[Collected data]
.....
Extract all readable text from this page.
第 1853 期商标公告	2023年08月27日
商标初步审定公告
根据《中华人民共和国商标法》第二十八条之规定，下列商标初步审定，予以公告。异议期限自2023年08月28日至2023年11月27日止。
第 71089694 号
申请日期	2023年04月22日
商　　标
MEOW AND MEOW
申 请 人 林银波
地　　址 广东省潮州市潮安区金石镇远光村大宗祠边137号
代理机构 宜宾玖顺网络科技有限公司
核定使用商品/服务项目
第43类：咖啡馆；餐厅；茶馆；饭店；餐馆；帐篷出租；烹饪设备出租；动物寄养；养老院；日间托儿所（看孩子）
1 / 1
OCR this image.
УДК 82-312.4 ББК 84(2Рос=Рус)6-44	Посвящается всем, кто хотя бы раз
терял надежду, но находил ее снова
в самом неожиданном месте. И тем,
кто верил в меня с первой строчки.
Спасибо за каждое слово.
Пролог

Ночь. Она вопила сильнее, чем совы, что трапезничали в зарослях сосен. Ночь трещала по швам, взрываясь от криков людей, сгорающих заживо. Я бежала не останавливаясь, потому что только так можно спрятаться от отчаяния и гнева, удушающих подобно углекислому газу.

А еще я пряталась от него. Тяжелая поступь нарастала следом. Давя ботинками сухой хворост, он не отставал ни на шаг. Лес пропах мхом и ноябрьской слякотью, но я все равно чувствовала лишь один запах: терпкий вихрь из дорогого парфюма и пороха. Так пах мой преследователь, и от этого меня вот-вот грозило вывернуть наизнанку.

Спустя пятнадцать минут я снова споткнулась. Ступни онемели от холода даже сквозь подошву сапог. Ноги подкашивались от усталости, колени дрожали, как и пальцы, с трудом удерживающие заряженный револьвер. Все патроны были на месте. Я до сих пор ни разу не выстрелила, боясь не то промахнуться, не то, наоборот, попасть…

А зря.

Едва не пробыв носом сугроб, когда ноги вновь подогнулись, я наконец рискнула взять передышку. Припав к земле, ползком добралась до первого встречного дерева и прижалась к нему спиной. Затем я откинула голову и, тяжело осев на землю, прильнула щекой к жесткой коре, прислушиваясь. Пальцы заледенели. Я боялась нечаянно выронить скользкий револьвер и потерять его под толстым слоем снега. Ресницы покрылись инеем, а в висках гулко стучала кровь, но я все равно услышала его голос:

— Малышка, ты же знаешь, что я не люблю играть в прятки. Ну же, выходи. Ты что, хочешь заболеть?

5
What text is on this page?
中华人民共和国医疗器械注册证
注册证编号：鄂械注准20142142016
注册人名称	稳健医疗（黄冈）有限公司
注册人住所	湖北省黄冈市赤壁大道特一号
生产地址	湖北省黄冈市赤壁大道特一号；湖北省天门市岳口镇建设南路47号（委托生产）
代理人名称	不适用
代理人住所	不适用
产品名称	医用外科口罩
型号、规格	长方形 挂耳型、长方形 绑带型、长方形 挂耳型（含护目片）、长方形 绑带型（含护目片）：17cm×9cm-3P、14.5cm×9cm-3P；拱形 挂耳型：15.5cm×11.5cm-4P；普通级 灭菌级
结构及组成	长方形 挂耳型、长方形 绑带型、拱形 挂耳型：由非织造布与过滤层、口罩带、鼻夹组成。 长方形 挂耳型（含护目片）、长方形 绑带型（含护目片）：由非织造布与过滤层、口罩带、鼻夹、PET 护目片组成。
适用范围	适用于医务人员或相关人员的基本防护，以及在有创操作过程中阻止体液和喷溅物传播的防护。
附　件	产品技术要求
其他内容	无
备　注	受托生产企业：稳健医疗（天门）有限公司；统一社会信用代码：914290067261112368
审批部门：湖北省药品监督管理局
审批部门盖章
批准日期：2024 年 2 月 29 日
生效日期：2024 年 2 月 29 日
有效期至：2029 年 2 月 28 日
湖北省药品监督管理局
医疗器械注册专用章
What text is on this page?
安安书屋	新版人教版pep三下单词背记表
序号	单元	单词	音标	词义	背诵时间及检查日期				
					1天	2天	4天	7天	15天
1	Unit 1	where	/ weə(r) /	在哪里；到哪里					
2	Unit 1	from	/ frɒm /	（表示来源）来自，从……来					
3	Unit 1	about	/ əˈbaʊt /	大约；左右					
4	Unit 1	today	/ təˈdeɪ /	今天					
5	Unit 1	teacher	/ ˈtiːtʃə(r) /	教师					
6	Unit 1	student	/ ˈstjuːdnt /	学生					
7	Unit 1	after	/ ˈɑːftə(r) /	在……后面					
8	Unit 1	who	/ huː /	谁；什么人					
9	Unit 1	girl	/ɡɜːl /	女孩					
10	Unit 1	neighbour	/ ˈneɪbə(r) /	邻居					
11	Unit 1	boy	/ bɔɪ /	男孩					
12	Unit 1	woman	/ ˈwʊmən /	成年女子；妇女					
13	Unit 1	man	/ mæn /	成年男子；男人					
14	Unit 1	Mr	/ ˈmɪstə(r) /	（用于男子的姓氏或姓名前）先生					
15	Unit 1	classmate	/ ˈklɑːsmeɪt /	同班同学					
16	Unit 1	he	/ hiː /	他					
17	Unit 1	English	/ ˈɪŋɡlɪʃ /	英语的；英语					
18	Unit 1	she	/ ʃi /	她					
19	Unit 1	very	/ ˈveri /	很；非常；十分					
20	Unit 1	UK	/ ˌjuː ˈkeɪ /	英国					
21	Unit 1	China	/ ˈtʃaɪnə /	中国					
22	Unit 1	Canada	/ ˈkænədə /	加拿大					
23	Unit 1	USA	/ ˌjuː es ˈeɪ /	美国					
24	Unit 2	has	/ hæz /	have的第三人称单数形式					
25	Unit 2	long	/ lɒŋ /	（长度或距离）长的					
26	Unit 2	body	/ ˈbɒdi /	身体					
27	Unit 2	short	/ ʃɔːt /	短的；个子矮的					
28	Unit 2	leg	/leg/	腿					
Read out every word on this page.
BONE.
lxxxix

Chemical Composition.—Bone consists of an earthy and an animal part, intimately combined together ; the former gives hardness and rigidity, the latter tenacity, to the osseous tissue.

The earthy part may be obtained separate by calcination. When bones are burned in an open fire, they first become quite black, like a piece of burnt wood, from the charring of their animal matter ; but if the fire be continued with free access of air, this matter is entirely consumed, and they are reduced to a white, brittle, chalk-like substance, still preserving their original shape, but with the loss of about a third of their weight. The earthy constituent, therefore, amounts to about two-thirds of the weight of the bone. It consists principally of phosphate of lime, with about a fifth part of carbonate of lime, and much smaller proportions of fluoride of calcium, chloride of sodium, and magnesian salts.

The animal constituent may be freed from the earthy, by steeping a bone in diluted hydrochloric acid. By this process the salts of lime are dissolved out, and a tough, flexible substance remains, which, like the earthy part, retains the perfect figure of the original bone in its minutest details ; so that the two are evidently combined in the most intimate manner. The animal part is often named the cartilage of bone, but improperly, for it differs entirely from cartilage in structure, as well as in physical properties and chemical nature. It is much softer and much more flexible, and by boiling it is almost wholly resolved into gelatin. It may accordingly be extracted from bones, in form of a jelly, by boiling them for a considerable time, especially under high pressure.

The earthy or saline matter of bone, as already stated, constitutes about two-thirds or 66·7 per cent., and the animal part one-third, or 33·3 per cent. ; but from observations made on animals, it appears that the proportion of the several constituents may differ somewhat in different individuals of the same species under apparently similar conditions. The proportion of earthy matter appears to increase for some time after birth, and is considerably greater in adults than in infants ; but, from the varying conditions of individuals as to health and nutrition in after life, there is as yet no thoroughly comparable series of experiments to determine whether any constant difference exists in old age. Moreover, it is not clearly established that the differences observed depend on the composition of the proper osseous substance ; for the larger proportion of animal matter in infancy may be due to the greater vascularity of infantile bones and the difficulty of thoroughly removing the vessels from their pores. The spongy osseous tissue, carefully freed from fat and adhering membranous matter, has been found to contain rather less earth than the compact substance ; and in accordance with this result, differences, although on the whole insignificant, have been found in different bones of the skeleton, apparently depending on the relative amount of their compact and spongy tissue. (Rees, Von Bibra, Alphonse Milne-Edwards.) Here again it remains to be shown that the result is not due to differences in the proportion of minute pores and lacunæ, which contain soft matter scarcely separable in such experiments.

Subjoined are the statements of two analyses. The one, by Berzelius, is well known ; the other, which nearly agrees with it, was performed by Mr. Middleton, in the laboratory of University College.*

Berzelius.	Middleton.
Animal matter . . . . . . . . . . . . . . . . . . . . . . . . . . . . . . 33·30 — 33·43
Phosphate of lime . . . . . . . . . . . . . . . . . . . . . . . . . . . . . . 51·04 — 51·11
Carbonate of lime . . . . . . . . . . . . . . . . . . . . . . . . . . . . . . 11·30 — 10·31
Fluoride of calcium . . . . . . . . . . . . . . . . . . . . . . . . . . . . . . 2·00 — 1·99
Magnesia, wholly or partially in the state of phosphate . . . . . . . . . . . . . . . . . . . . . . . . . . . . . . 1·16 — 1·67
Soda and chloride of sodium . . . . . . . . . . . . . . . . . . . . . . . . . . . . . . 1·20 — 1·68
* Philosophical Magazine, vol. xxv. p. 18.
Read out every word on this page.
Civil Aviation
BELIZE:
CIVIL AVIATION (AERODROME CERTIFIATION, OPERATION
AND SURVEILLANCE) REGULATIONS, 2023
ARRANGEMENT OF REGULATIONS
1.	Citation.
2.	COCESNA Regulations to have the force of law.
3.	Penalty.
.....
* What the exercise asks *
Show the lines of the data that hold the word "Middleton".

* Correct output *
Subjoined are the statements of two analyses. The one, by Berzelius, is well known ; the other, which nearly agrees with it, was performed by Mr. Middleton, in the laboratory of University College.*
Berzelius.	Middleton.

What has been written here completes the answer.